Return a copy of each line that holds the string "Comparison".
** Begin MATERIAL PROVIDED **
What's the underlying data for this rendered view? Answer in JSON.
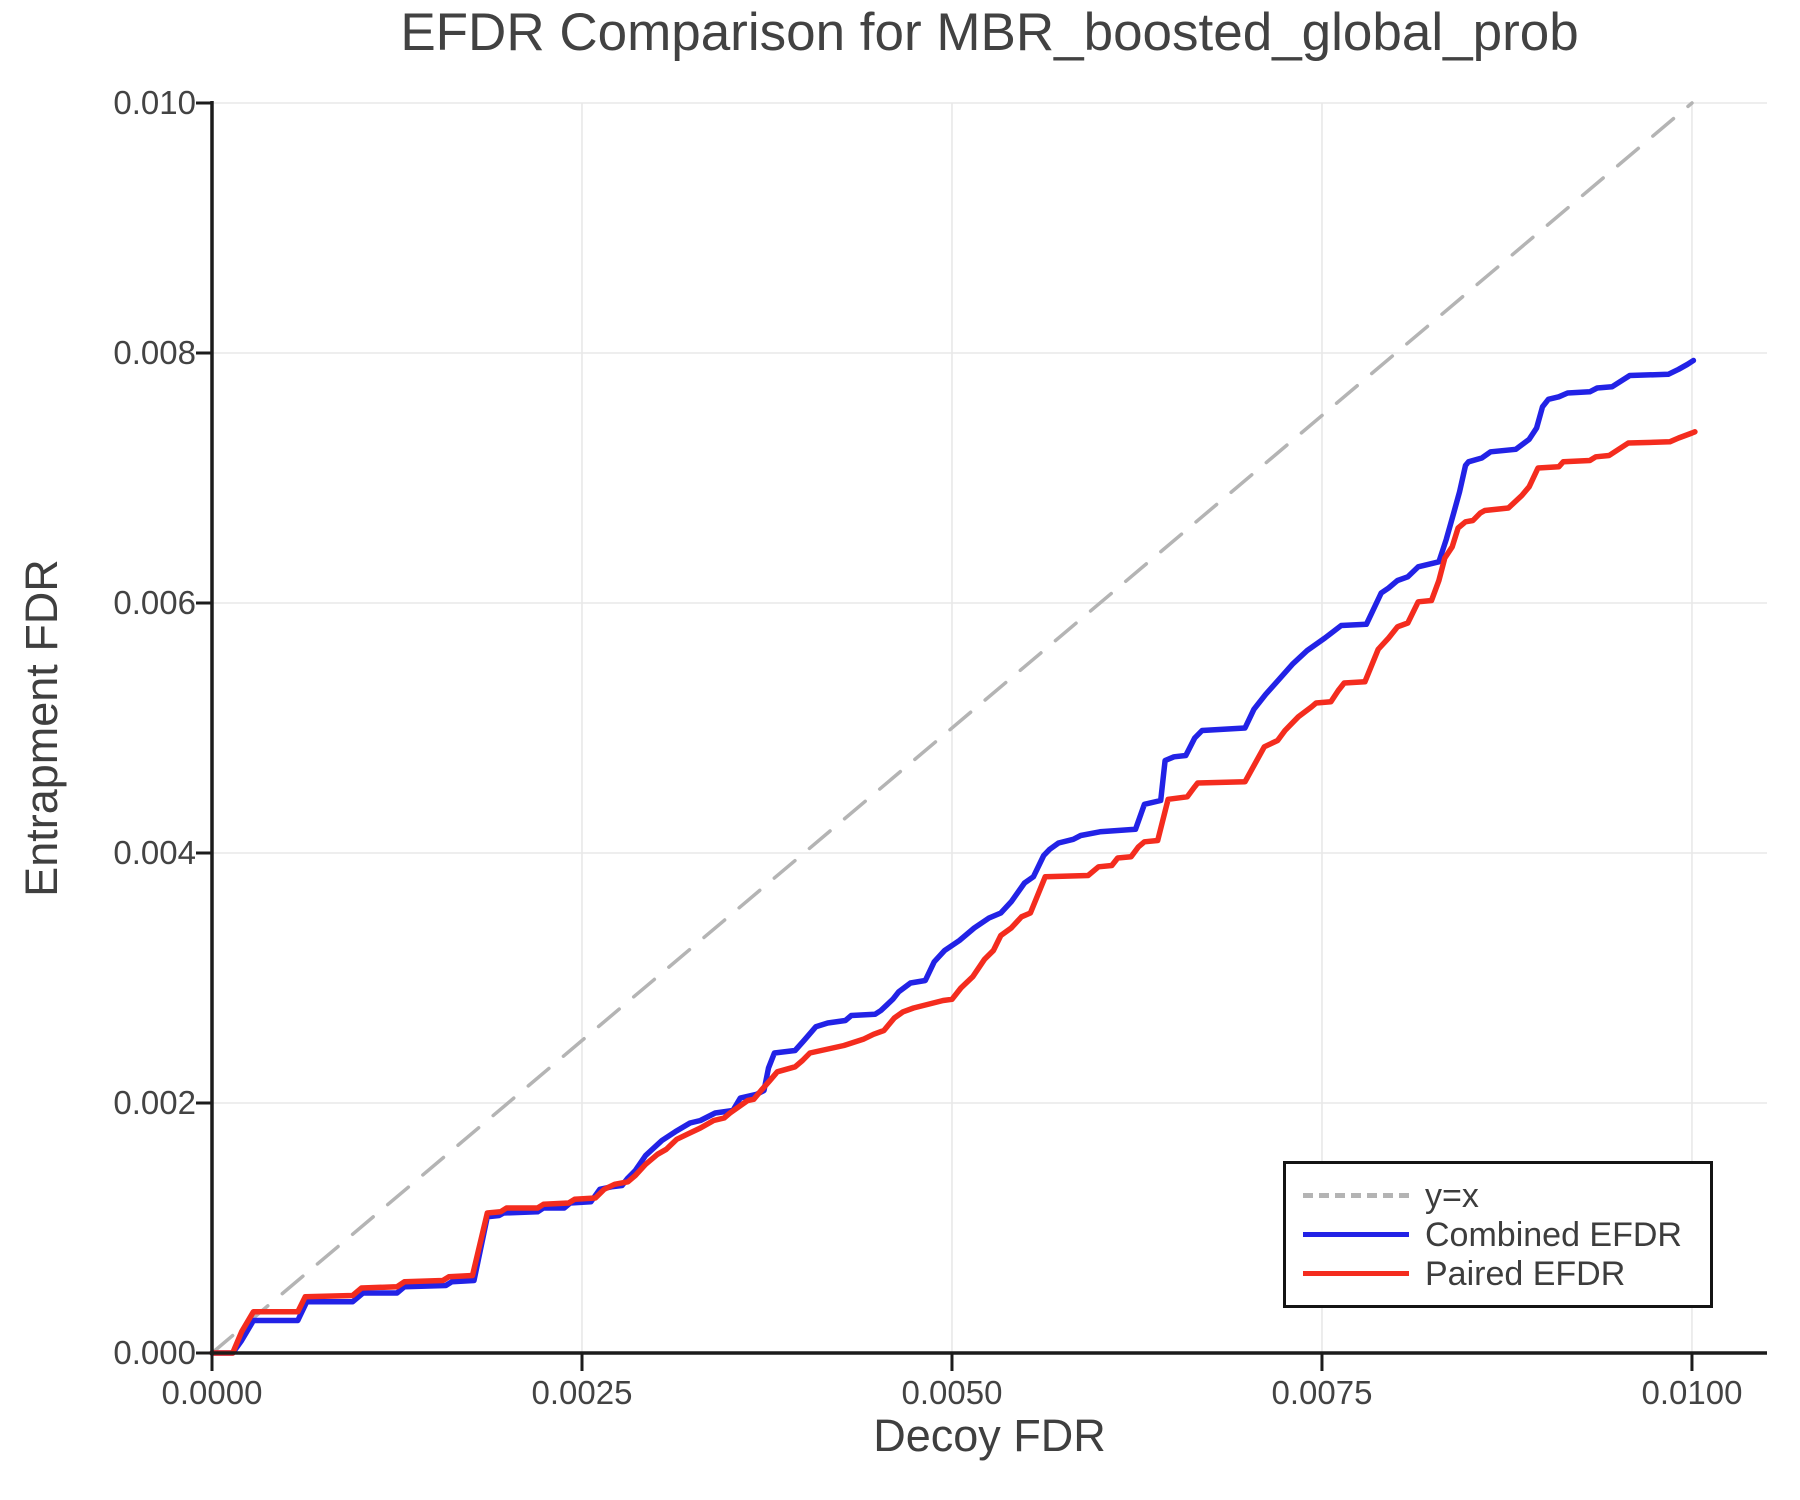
{
  "title": "EFDR Comparison for MBR_boosted_global_prob",
  "axes": {
    "x_label": "Decoy FDR",
    "y_label": "Entrapment FDR"
  },
  "colors": {
    "combined": "#2222e6",
    "paired": "#f42c1e",
    "identity": "#b4b4b4",
    "grid": "#e8e8e8",
    "spine": "#1c1c1c",
    "text": "#3f3f3f"
  },
  "legend": {
    "items": [
      {
        "label": "y=x",
        "color": "#b4b4b4",
        "style": "dashed"
      },
      {
        "label": "Combined EFDR",
        "color": "#2222e6",
        "style": "solid"
      },
      {
        "label": "Paired EFDR",
        "color": "#f42c1e",
        "style": "solid"
      }
    ]
  },
  "chart_data": {
    "type": "line",
    "title": "EFDR Comparison for MBR_boosted_global_prob",
    "xlabel": "Decoy FDR",
    "ylabel": "Entrapment FDR",
    "xlim": [
      0,
      0.010507
    ],
    "ylim": [
      0,
      0.01
    ],
    "grid": true,
    "legend_position": "lower right",
    "x_ticks": [
      0,
      0.0025,
      0.005,
      0.0075,
      0.01
    ],
    "x_tick_labels": [
      "0.0000",
      "0.0025",
      "0.0050",
      "0.0075",
      "0.0100"
    ],
    "y_ticks": [
      0,
      0.002,
      0.004,
      0.006,
      0.008,
      0.01
    ],
    "y_tick_labels": [
      "0.000",
      "0.002",
      "0.004",
      "0.006",
      "0.008",
      "0.010"
    ],
    "series": [
      {
        "name": "y=x",
        "style": "dashed",
        "color": "#b4b4b4",
        "width": 3.5,
        "points": [
          [
            0,
            0
          ],
          [
            0.01,
            0.01
          ]
        ]
      },
      {
        "name": "Combined EFDR",
        "style": "solid",
        "color": "#2222e6",
        "width": 5.5,
        "points": [
          [
            0,
            0
          ],
          [
            0.00014,
            0
          ],
          [
            0.0002,
            0.0001
          ],
          [
            0.00028,
            0.00026
          ],
          [
            0.00058,
            0.00026
          ],
          [
            0.00064,
            0.00041
          ],
          [
            0.00095,
            0.00041
          ],
          [
            0.00102,
            0.00048
          ],
          [
            0.00125,
            0.00048
          ],
          [
            0.0013,
            0.00053
          ],
          [
            0.00158,
            0.00054
          ],
          [
            0.00162,
            0.00057
          ],
          [
            0.00177,
            0.00058
          ],
          [
            0.00186,
            0.00109
          ],
          [
            0.00194,
            0.0011
          ],
          [
            0.00197,
            0.00112
          ],
          [
            0.0022,
            0.00113
          ],
          [
            0.00224,
            0.00116
          ],
          [
            0.00238,
            0.00116
          ],
          [
            0.00242,
            0.0012
          ],
          [
            0.00256,
            0.00121
          ],
          [
            0.00262,
            0.00131
          ],
          [
            0.0027,
            0.00133
          ],
          [
            0.00277,
            0.00134
          ],
          [
            0.00281,
            0.0014
          ],
          [
            0.00286,
            0.00146
          ],
          [
            0.00293,
            0.00158
          ],
          [
            0.00304,
            0.0017
          ],
          [
            0.00313,
            0.00177
          ],
          [
            0.00323,
            0.00184
          ],
          [
            0.0033,
            0.00186
          ],
          [
            0.0034,
            0.00192
          ],
          [
            0.00352,
            0.00194
          ],
          [
            0.00357,
            0.00204
          ],
          [
            0.00368,
            0.00207
          ],
          [
            0.00373,
            0.0021
          ],
          [
            0.00376,
            0.00228
          ],
          [
            0.0038,
            0.0024
          ],
          [
            0.00394,
            0.00242
          ],
          [
            0.004,
            0.0025
          ],
          [
            0.00408,
            0.00261
          ],
          [
            0.00416,
            0.00264
          ],
          [
            0.00428,
            0.00266
          ],
          [
            0.00432,
            0.0027
          ],
          [
            0.00448,
            0.00271
          ],
          [
            0.00452,
            0.00274
          ],
          [
            0.0046,
            0.00283
          ],
          [
            0.00464,
            0.00289
          ],
          [
            0.00472,
            0.00296
          ],
          [
            0.00482,
            0.00298
          ],
          [
            0.00488,
            0.00313
          ],
          [
            0.00495,
            0.00322
          ],
          [
            0.00505,
            0.0033
          ],
          [
            0.00515,
            0.0034
          ],
          [
            0.00525,
            0.00348
          ],
          [
            0.00533,
            0.00352
          ],
          [
            0.0054,
            0.00361
          ],
          [
            0.00549,
            0.00376
          ],
          [
            0.00555,
            0.00381
          ],
          [
            0.00562,
            0.00398
          ],
          [
            0.00566,
            0.00403
          ],
          [
            0.00572,
            0.00408
          ],
          [
            0.00582,
            0.00411
          ],
          [
            0.00587,
            0.00414
          ],
          [
            0.006,
            0.00417
          ],
          [
            0.00624,
            0.00419
          ],
          [
            0.0063,
            0.00439
          ],
          [
            0.00641,
            0.00442
          ],
          [
            0.00644,
            0.00474
          ],
          [
            0.0065,
            0.00477
          ],
          [
            0.00658,
            0.00478
          ],
          [
            0.00664,
            0.00492
          ],
          [
            0.00669,
            0.00498
          ],
          [
            0.00698,
            0.005
          ],
          [
            0.00704,
            0.00515
          ],
          [
            0.00712,
            0.00527
          ],
          [
            0.00721,
            0.00539
          ],
          [
            0.0073,
            0.00551
          ],
          [
            0.0074,
            0.00562
          ],
          [
            0.00752,
            0.00572
          ],
          [
            0.00763,
            0.00582
          ],
          [
            0.0078,
            0.00583
          ],
          [
            0.0079,
            0.00608
          ],
          [
            0.00795,
            0.00612
          ],
          [
            0.00801,
            0.00618
          ],
          [
            0.00808,
            0.00621
          ],
          [
            0.00815,
            0.00629
          ],
          [
            0.00829,
            0.00633
          ],
          [
            0.00834,
            0.00651
          ],
          [
            0.00839,
            0.00672
          ],
          [
            0.00843,
            0.00689
          ],
          [
            0.00847,
            0.0071
          ],
          [
            0.00849,
            0.00713
          ],
          [
            0.00858,
            0.00716
          ],
          [
            0.00864,
            0.00721
          ],
          [
            0.00881,
            0.00723
          ],
          [
            0.0089,
            0.00731
          ],
          [
            0.00895,
            0.0074
          ],
          [
            0.00899,
            0.00757
          ],
          [
            0.00903,
            0.00763
          ],
          [
            0.0091,
            0.00765
          ],
          [
            0.00916,
            0.00768
          ],
          [
            0.00931,
            0.00769
          ],
          [
            0.00936,
            0.00772
          ],
          [
            0.00946,
            0.00773
          ],
          [
            0.00958,
            0.00782
          ],
          [
            0.00984,
            0.00783
          ],
          [
            0.00991,
            0.00787
          ],
          [
            0.00997,
            0.00791
          ],
          [
            0.01001,
            0.00794
          ]
        ]
      },
      {
        "name": "Paired EFDR",
        "style": "solid",
        "color": "#f42c1e",
        "width": 5.5,
        "points": [
          [
            0,
            0
          ],
          [
            0.00014,
            0
          ],
          [
            0.0002,
            0.00017
          ],
          [
            0.00028,
            0.00033
          ],
          [
            0.00058,
            0.00033
          ],
          [
            0.00063,
            0.00045
          ],
          [
            0.00095,
            0.00046
          ],
          [
            0.00101,
            0.00052
          ],
          [
            0.00125,
            0.00053
          ],
          [
            0.0013,
            0.00057
          ],
          [
            0.00156,
            0.00058
          ],
          [
            0.0016,
            0.00061
          ],
          [
            0.00176,
            0.00062
          ],
          [
            0.00186,
            0.00112
          ],
          [
            0.00195,
            0.00113
          ],
          [
            0.00199,
            0.00116
          ],
          [
            0.0022,
            0.00116
          ],
          [
            0.00224,
            0.00119
          ],
          [
            0.00241,
            0.0012
          ],
          [
            0.00245,
            0.00123
          ],
          [
            0.00259,
            0.00124
          ],
          [
            0.00265,
            0.00131
          ],
          [
            0.00272,
            0.00135
          ],
          [
            0.00281,
            0.00137
          ],
          [
            0.00286,
            0.00142
          ],
          [
            0.00293,
            0.00151
          ],
          [
            0.00301,
            0.00159
          ],
          [
            0.00307,
            0.00163
          ],
          [
            0.00314,
            0.00171
          ],
          [
            0.00321,
            0.00175
          ],
          [
            0.0033,
            0.0018
          ],
          [
            0.00339,
            0.00186
          ],
          [
            0.00346,
            0.00188
          ],
          [
            0.0035,
            0.00192
          ],
          [
            0.00362,
            0.00202
          ],
          [
            0.00366,
            0.00203
          ],
          [
            0.00371,
            0.0021
          ],
          [
            0.00377,
            0.00218
          ],
          [
            0.00382,
            0.00225
          ],
          [
            0.00388,
            0.00227
          ],
          [
            0.00394,
            0.00229
          ],
          [
            0.00399,
            0.00234
          ],
          [
            0.00404,
            0.0024
          ],
          [
            0.00427,
            0.00246
          ],
          [
            0.0044,
            0.00251
          ],
          [
            0.00447,
            0.00255
          ],
          [
            0.00454,
            0.00258
          ],
          [
            0.00461,
            0.00268
          ],
          [
            0.00467,
            0.00273
          ],
          [
            0.00474,
            0.00276
          ],
          [
            0.00494,
            0.00282
          ],
          [
            0.005,
            0.00283
          ],
          [
            0.00506,
            0.00292
          ],
          [
            0.00514,
            0.00301
          ],
          [
            0.00522,
            0.00315
          ],
          [
            0.00528,
            0.00322
          ],
          [
            0.00533,
            0.00334
          ],
          [
            0.0054,
            0.0034
          ],
          [
            0.00547,
            0.00349
          ],
          [
            0.00553,
            0.00352
          ],
          [
            0.00563,
            0.00381
          ],
          [
            0.00592,
            0.00382
          ],
          [
            0.00599,
            0.00389
          ],
          [
            0.00608,
            0.0039
          ],
          [
            0.00612,
            0.00396
          ],
          [
            0.00621,
            0.00397
          ],
          [
            0.00626,
            0.00405
          ],
          [
            0.0063,
            0.00409
          ],
          [
            0.00639,
            0.0041
          ],
          [
            0.00646,
            0.00443
          ],
          [
            0.00659,
            0.00445
          ],
          [
            0.00664,
            0.00453
          ],
          [
            0.00666,
            0.00456
          ],
          [
            0.00698,
            0.00457
          ],
          [
            0.00711,
            0.00485
          ],
          [
            0.0072,
            0.0049
          ],
          [
            0.00725,
            0.00498
          ],
          [
            0.00734,
            0.00509
          ],
          [
            0.00743,
            0.00517
          ],
          [
            0.00746,
            0.0052
          ],
          [
            0.00756,
            0.00521
          ],
          [
            0.00761,
            0.0053
          ],
          [
            0.00765,
            0.00536
          ],
          [
            0.00779,
            0.00537
          ],
          [
            0.00788,
            0.00563
          ],
          [
            0.00795,
            0.00572
          ],
          [
            0.00801,
            0.00581
          ],
          [
            0.00808,
            0.00584
          ],
          [
            0.00815,
            0.00601
          ],
          [
            0.00824,
            0.00602
          ],
          [
            0.00829,
            0.00618
          ],
          [
            0.00833,
            0.00636
          ],
          [
            0.00838,
            0.00645
          ],
          [
            0.00842,
            0.0066
          ],
          [
            0.00847,
            0.00665
          ],
          [
            0.00852,
            0.00666
          ],
          [
            0.00857,
            0.00672
          ],
          [
            0.0086,
            0.00674
          ],
          [
            0.00876,
            0.00676
          ],
          [
            0.00885,
            0.00686
          ],
          [
            0.0089,
            0.00693
          ],
          [
            0.00896,
            0.00708
          ],
          [
            0.0091,
            0.00709
          ],
          [
            0.00913,
            0.00713
          ],
          [
            0.00931,
            0.00714
          ],
          [
            0.00935,
            0.00717
          ],
          [
            0.00944,
            0.00718
          ],
          [
            0.00957,
            0.00728
          ],
          [
            0.00985,
            0.00729
          ],
          [
            0.00991,
            0.00732
          ],
          [
            0.01,
            0.00736
          ],
          [
            0.01002,
            0.00737
          ]
        ]
      }
    ]
  }
}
** End MATERIAL PROVIDED **
■ OUTPUT OF THE EXERCISE
  "title": "EFDR Comparison for MBR_boosted_global_prob",
    "title": "EFDR Comparison for MBR_boosted_global_prob",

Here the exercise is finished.